- **Written exercise**
Repeat the listing exactly as given, omitting every image.

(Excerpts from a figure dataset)
-*-

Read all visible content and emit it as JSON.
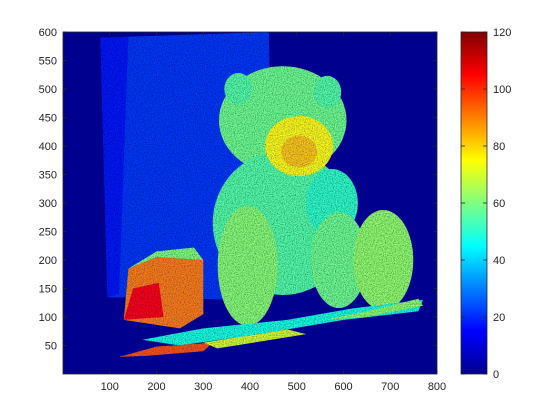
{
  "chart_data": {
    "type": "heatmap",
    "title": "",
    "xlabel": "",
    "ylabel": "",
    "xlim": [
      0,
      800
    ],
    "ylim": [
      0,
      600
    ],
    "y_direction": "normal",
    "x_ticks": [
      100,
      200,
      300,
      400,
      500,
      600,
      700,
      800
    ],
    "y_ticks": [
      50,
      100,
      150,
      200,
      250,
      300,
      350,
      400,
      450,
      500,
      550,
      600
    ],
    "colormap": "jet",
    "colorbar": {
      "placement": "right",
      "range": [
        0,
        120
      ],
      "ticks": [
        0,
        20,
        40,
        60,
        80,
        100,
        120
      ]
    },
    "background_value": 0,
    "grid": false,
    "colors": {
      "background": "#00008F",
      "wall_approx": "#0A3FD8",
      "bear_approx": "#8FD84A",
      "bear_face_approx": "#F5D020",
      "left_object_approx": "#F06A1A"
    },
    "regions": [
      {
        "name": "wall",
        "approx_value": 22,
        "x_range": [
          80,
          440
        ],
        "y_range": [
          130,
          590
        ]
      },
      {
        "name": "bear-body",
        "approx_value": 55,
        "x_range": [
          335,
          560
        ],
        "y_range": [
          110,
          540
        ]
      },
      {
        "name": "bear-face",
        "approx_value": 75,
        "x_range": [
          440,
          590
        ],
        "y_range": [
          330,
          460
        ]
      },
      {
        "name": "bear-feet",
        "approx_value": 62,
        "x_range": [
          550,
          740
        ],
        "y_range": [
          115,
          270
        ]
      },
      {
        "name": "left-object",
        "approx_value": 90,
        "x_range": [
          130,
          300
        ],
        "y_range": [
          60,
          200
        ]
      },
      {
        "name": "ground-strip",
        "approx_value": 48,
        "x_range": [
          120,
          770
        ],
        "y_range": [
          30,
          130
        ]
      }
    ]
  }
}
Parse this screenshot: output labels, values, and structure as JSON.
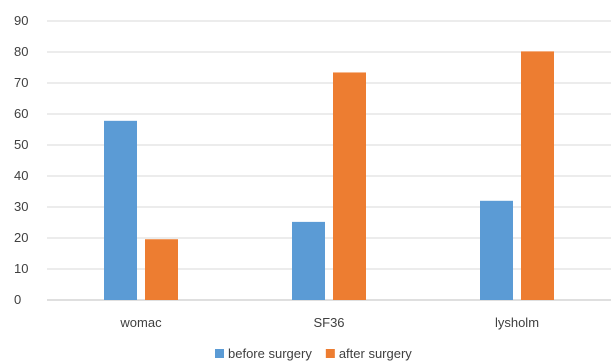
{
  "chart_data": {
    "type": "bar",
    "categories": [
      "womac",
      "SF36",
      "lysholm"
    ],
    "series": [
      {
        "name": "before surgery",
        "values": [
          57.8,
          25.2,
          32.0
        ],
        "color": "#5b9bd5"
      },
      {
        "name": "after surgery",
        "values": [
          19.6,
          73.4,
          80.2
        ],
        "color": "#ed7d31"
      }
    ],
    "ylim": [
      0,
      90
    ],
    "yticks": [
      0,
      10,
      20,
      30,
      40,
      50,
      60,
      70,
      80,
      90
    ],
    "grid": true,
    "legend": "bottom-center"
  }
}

-*-

- **Exercise response**
Read all visible content and emit it as JSON.
{
  "chart_data": {
    "type": "heatmap",
    "title": "",
    "xlabel": "",
    "ylabel": "",
    "xlim": [
      0,
      800
    ],
    "ylim": [
      0,
      600
    ],
    "y_direction": "normal",
    "x_ticks": [
      100,
      200,
      300,
      400,
      500,
      600,
      700,
      800
    ],
    "y_ticks": [
      50,
      100,
      150,
      200,
      250,
      300,
      350,
      400,
      450,
      500,
      550,
      600
    ],
    "colormap": "jet",
    "colorbar": {
      "placement": "right",
      "range": [
        0,
        120
      ],
      "ticks": [
        0,
        20,
        40,
        60,
        80,
        100,
        120
      ]
    },
    "background_value": 0,
    "grid": false,
    "colors": {
      "background": "#00008F",
      "wall_approx": "#0A3FD8",
      "bear_approx": "#8FD84A",
      "bear_face_approx": "#F5D020",
      "left_object_approx": "#F06A1A"
    },
    "regions": [
      {
        "name": "wall",
        "approx_value": 22,
        "x_range": [
          80,
          440
        ],
        "y_range": [
          130,
          590
        ]
      },
      {
        "name": "bear-body",
        "approx_value": 55,
        "x_range": [
          335,
          560
        ],
        "y_range": [
          110,
          540
        ]
      },
      {
        "name": "bear-face",
        "approx_value": 75,
        "x_range": [
          440,
          590
        ],
        "y_range": [
          330,
          460
        ]
      },
      {
        "name": "bear-feet",
        "approx_value": 62,
        "x_range": [
          550,
          740
        ],
        "y_range": [
          115,
          270
        ]
      },
      {
        "name": "left-object",
        "approx_value": 90,
        "x_range": [
          130,
          300
        ],
        "y_range": [
          60,
          200
        ]
      },
      {
        "name": "ground-strip",
        "approx_value": 48,
        "x_range": [
          120,
          770
        ],
        "y_range": [
          30,
          130
        ]
      }
    ]
  }
}
Parse this screenshot: output labels, values, and structure as JSON.
{
  "chart_data": {
    "type": "bar",
    "categories": [
      "womac",
      "SF36",
      "lysholm"
    ],
    "series": [
      {
        "name": "before surgery",
        "values": [
          57.8,
          25.2,
          32.0
        ],
        "color": "#5b9bd5"
      },
      {
        "name": "after surgery",
        "values": [
          19.6,
          73.4,
          80.2
        ],
        "color": "#ed7d31"
      }
    ],
    "ylim": [
      0,
      90
    ],
    "yticks": [
      0,
      10,
      20,
      30,
      40,
      50,
      60,
      70,
      80,
      90
    ],
    "grid": true,
    "legend": "bottom-center"
  }
}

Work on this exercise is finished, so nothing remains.